● Data items:

════

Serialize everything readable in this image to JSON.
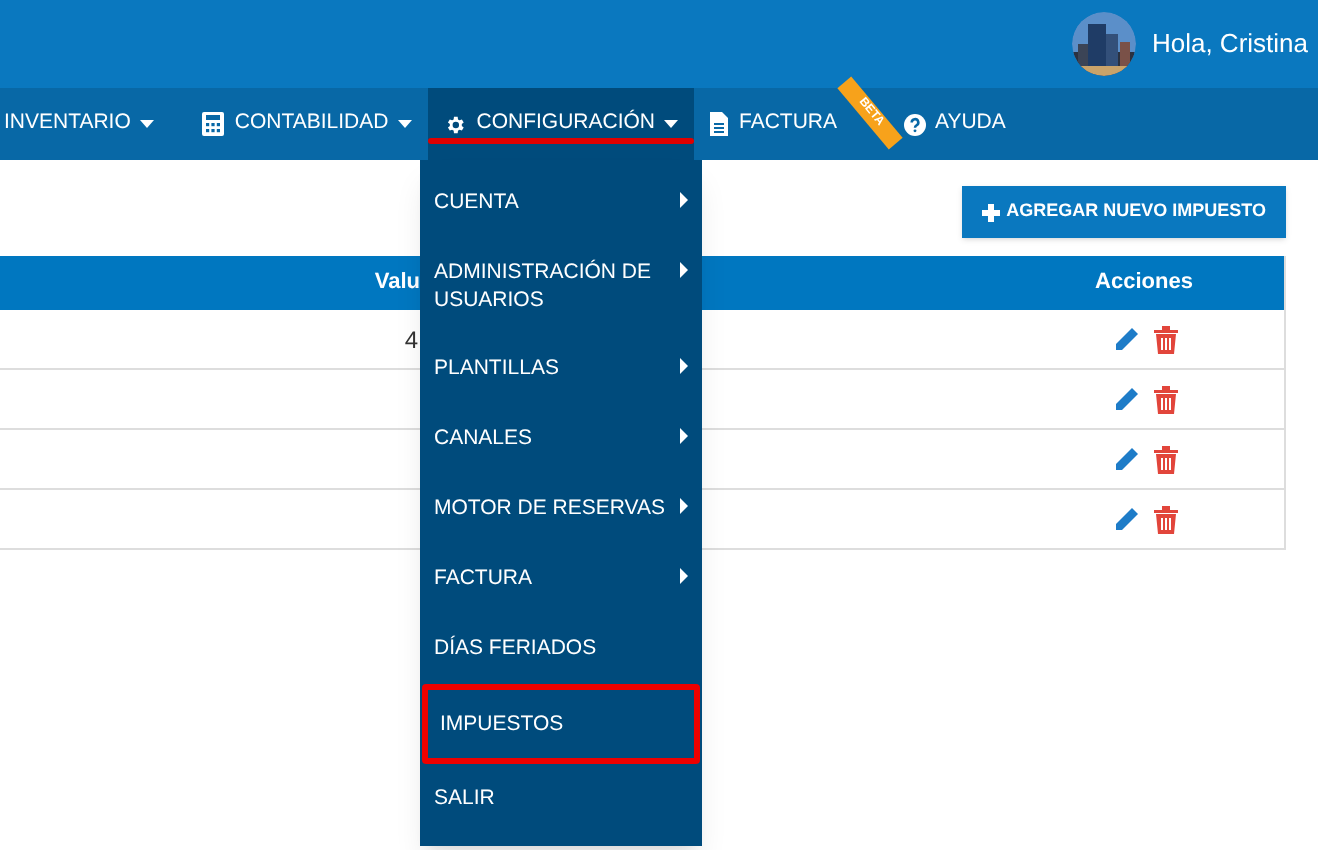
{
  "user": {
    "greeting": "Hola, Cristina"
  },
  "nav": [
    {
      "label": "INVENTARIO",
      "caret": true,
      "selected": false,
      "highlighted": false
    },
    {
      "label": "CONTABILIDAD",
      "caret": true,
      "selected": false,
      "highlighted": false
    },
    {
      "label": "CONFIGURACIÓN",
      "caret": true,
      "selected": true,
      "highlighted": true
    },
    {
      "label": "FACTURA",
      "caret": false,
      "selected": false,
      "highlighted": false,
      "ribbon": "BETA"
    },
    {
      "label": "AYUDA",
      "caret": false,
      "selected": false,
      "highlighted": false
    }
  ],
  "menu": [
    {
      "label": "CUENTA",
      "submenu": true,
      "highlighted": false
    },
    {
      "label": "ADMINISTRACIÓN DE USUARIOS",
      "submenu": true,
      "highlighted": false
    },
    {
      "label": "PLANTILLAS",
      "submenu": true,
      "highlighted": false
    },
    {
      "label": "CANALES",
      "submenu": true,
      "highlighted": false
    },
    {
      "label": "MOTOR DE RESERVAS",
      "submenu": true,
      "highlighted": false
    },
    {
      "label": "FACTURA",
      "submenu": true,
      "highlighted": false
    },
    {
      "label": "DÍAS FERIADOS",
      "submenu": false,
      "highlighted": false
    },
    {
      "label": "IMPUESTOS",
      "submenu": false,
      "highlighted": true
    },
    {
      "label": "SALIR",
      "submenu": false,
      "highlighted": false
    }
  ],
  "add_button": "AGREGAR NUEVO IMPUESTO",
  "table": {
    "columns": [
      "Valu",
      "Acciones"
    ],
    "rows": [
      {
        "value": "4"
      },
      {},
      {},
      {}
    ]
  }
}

════

● Exercise details: Print all the records again exactly; do not include any picture.

● Correct response:
Serialize everything readable in this image to JSON.
{
  "user": {
    "greeting": "Hola, Cristina"
  },
  "nav": [
    {
      "label": "INVENTARIO",
      "caret": true,
      "selected": false,
      "highlighted": false
    },
    {
      "label": "CONTABILIDAD",
      "caret": true,
      "selected": false,
      "highlighted": false
    },
    {
      "label": "CONFIGURACIÓN",
      "caret": true,
      "selected": true,
      "highlighted": true
    },
    {
      "label": "FACTURA",
      "caret": false,
      "selected": false,
      "highlighted": false,
      "ribbon": "BETA"
    },
    {
      "label": "AYUDA",
      "caret": false,
      "selected": false,
      "highlighted": false
    }
  ],
  "menu": [
    {
      "label": "CUENTA",
      "submenu": true,
      "highlighted": false
    },
    {
      "label": "ADMINISTRACIÓN DE USUARIOS",
      "submenu": true,
      "highlighted": false
    },
    {
      "label": "PLANTILLAS",
      "submenu": true,
      "highlighted": false
    },
    {
      "label": "CANALES",
      "submenu": true,
      "highlighted": false
    },
    {
      "label": "MOTOR DE RESERVAS",
      "submenu": true,
      "highlighted": false
    },
    {
      "label": "FACTURA",
      "submenu": true,
      "highlighted": false
    },
    {
      "label": "DÍAS FERIADOS",
      "submenu": false,
      "highlighted": false
    },
    {
      "label": "IMPUESTOS",
      "submenu": false,
      "highlighted": true
    },
    {
      "label": "SALIR",
      "submenu": false,
      "highlighted": false
    }
  ],
  "add_button": "AGREGAR NUEVO IMPUESTO",
  "table": {
    "columns": [
      "Valu",
      "Acciones"
    ],
    "rows": [
      {
        "value": "4"
      },
      {},
      {},
      {}
    ]
  }
}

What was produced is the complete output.